Data entries

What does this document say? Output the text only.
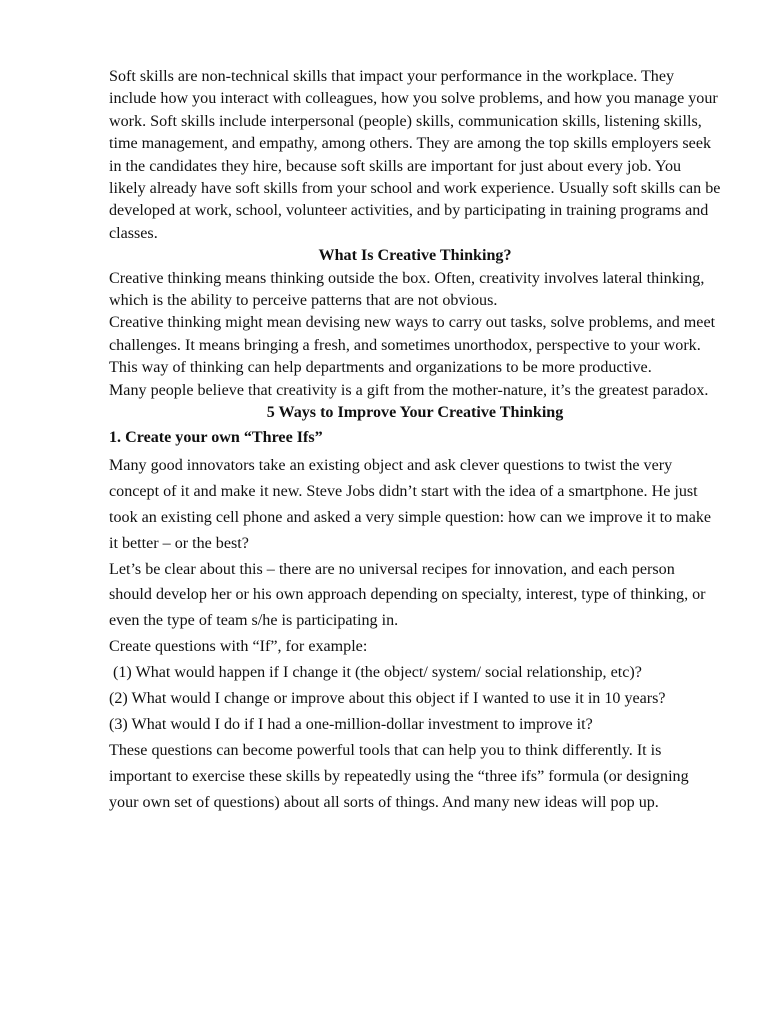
Soft skills are non-technical skills that impact your performance in the workplace. They include how you interact with colleagues, how you solve problems, and how you manage your work. Soft skills include interpersonal (people) skills, communication skills, listening skills, time management, and empathy, among others. They are among the top skills employers seek in the candidates they hire, because soft skills are important for just about every job. You likely already have soft skills from your school and work experience. Usually soft skills can be developed at work, school, volunteer activities, and by participating in training programs and classes.

What Is Creative Thinking?

Creative thinking means thinking outside the box. Often, creativity involves lateral thinking, which is the ability to perceive patterns that are not obvious.

Creative thinking might mean devising new ways to carry out tasks, solve problems, and meet challenges. It means bringing a fresh, and sometimes unorthodox, perspective to your work. This way of thinking can help departments and organizations to be more productive.

Many people believe that creativity is a gift from the mother-nature, it’s the greatest paradox.

5 Ways to Improve Your Creative Thinking

1. Create your own “Three Ifs”

Many good innovators take an existing object and ask clever questions to twist the very concept of it and make it new. Steve Jobs didn’t start with the idea of a smartphone. He just took an existing cell phone and asked a very simple question: how can we improve it to make it better – or the best?

Let’s be clear about this – there are no universal recipes for innovation, and each person should develop her or his own approach depending on specialty, interest, type of thinking, or even the type of team s/he is participating in.

Create questions with “If”, for example:

(1) What would happen if I change it (the object/ system/ social relationship, etc)?

(2) What would I change or improve about this object if I wanted to use it in 10 years?

(3) What would I do if I had a one-million-dollar investment to improve it?

These questions can become powerful tools that can help you to think differently. It is important to exercise these skills by repeatedly using the “three ifs” formula (or designing your own set of questions) about all sorts of things. And many new ideas will pop up.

### TASK TO CARRY OUT
Every line of text is to be repeated exactly; pictures are left out.

### ANSWER TO THE PROBLEM
What does this document say? Output the text only.
Soft skills are non-technical skills that impact your performance in the workplace. They include how you interact with colleagues, how you solve problems, and how you manage your work. Soft skills include interpersonal (people) skills, communication skills, listening skills, time management, and empathy, among others. They are among the top skills employers seek in the candidates they hire, because soft skills are important for just about every job. You likely already have soft skills from your school and work experience. Usually soft skills can be developed at work, school, volunteer activities, and by participating in training programs and classes.

What Is Creative Thinking?

Creative thinking means thinking outside the box. Often, creativity involves lateral thinking, which is the ability to perceive patterns that are not obvious.

Creative thinking might mean devising new ways to carry out tasks, solve problems, and meet challenges. It means bringing a fresh, and sometimes unorthodox, perspective to your work. This way of thinking can help departments and organizations to be more productive.

Many people believe that creativity is a gift from the mother-nature, it’s the greatest paradox.

5 Ways to Improve Your Creative Thinking

1. Create your own “Three Ifs”

Many good innovators take an existing object and ask clever questions to twist the very concept of it and make it new. Steve Jobs didn’t start with the idea of a smartphone. He just took an existing cell phone and asked a very simple question: how can we improve it to make it better – or the best?

Let’s be clear about this – there are no universal recipes for innovation, and each person should develop her or his own approach depending on specialty, interest, type of thinking, or even the type of team s/he is participating in.

Create questions with “If”, for example:

(1) What would happen if I change it (the object/ system/ social relationship, etc)?

(2) What would I change or improve about this object if I wanted to use it in 10 years?

(3) What would I do if I had a one-million-dollar investment to improve it?

These questions can become powerful tools that can help you to think differently. It is important to exercise these skills by repeatedly using the “three ifs” formula (or designing your own set of questions) about all sorts of things. And many new ideas will pop up.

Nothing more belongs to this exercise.